*What the task asks*: Set down all of the data exactly as it appears.

*Data for processing*:
---
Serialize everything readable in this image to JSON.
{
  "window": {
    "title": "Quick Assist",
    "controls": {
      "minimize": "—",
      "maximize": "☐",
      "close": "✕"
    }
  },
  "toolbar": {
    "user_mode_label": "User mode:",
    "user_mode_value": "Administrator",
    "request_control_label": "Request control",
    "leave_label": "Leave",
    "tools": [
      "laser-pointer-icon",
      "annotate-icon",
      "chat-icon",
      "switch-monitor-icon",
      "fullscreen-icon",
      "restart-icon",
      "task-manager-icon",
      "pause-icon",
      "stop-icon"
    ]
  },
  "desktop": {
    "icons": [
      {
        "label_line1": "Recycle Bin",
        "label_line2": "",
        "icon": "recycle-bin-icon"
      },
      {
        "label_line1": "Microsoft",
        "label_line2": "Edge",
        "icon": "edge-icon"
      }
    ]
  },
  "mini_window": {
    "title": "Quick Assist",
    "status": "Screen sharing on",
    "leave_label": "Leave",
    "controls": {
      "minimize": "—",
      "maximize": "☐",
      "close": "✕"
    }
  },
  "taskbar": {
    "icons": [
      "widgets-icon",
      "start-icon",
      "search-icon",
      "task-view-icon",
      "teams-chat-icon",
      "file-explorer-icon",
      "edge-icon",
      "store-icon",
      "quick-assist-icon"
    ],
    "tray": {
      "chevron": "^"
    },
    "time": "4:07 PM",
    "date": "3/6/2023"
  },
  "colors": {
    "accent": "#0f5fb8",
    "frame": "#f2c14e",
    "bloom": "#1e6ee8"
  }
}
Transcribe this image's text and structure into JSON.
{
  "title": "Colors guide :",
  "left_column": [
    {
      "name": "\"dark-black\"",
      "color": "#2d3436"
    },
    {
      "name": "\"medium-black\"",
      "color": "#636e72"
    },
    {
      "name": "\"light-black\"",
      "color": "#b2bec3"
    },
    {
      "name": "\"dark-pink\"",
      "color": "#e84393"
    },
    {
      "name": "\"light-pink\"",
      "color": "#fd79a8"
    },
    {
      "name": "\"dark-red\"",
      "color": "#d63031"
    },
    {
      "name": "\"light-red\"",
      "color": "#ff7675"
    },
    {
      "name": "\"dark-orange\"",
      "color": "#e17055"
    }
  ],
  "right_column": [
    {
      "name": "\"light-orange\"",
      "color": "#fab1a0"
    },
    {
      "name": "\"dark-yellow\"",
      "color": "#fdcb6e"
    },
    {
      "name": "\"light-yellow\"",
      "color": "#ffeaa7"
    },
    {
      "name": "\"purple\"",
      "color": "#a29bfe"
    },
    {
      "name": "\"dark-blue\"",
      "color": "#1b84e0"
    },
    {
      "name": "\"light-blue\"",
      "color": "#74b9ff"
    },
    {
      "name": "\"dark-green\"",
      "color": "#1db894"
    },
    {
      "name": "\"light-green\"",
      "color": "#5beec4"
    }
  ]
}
---
*Solution below*:
Serialize everything readable in this image to JSON.
{
  "window": {
    "title": "Quick Assist",
    "controls": {
      "minimize": "—",
      "maximize": "☐",
      "close": "✕"
    }
  },
  "toolbar": {
    "user_mode_label": "User mode:",
    "user_mode_value": "Administrator",
    "request_control_label": "Request control",
    "leave_label": "Leave",
    "tools": [
      "laser-pointer-icon",
      "annotate-icon",
      "chat-icon",
      "switch-monitor-icon",
      "fullscreen-icon",
      "restart-icon",
      "task-manager-icon",
      "pause-icon",
      "stop-icon"
    ]
  },
  "desktop": {
    "icons": [
      {
        "label_line1": "Recycle Bin",
        "label_line2": "",
        "icon": "recycle-bin-icon"
      },
      {
        "label_line1": "Microsoft",
        "label_line2": "Edge",
        "icon": "edge-icon"
      }
    ]
  },
  "mini_window": {
    "title": "Quick Assist",
    "status": "Screen sharing on",
    "leave_label": "Leave",
    "controls": {
      "minimize": "—",
      "maximize": "☐",
      "close": "✕"
    }
  },
  "taskbar": {
    "icons": [
      "widgets-icon",
      "start-icon",
      "search-icon",
      "task-view-icon",
      "teams-chat-icon",
      "file-explorer-icon",
      "edge-icon",
      "store-icon",
      "quick-assist-icon"
    ],
    "tray": {
      "chevron": "^"
    },
    "time": "4:07 PM",
    "date": "3/6/2023"
  },
  "colors": {
    "accent": "#0f5fb8",
    "frame": "#f2c14e",
    "bloom": "#1e6ee8"
  }
}
Transcribe this image's text and structure into JSON.
{
  "title": "Colors guide :",
  "left_column": [
    {
      "name": "\"dark-black\"",
      "color": "#2d3436"
    },
    {
      "name": "\"medium-black\"",
      "color": "#636e72"
    },
    {
      "name": "\"light-black\"",
      "color": "#b2bec3"
    },
    {
      "name": "\"dark-pink\"",
      "color": "#e84393"
    },
    {
      "name": "\"light-pink\"",
      "color": "#fd79a8"
    },
    {
      "name": "\"dark-red\"",
      "color": "#d63031"
    },
    {
      "name": "\"light-red\"",
      "color": "#ff7675"
    },
    {
      "name": "\"dark-orange\"",
      "color": "#e17055"
    }
  ],
  "right_column": [
    {
      "name": "\"light-orange\"",
      "color": "#fab1a0"
    },
    {
      "name": "\"dark-yellow\"",
      "color": "#fdcb6e"
    },
    {
      "name": "\"light-yellow\"",
      "color": "#ffeaa7"
    },
    {
      "name": "\"purple\"",
      "color": "#a29bfe"
    },
    {
      "name": "\"dark-blue\"",
      "color": "#1b84e0"
    },
    {
      "name": "\"light-blue\"",
      "color": "#74b9ff"
    },
    {
      "name": "\"dark-green\"",
      "color": "#1db894"
    },
    {
      "name": "\"light-green\"",
      "color": "#5beec4"
    }
  ]
}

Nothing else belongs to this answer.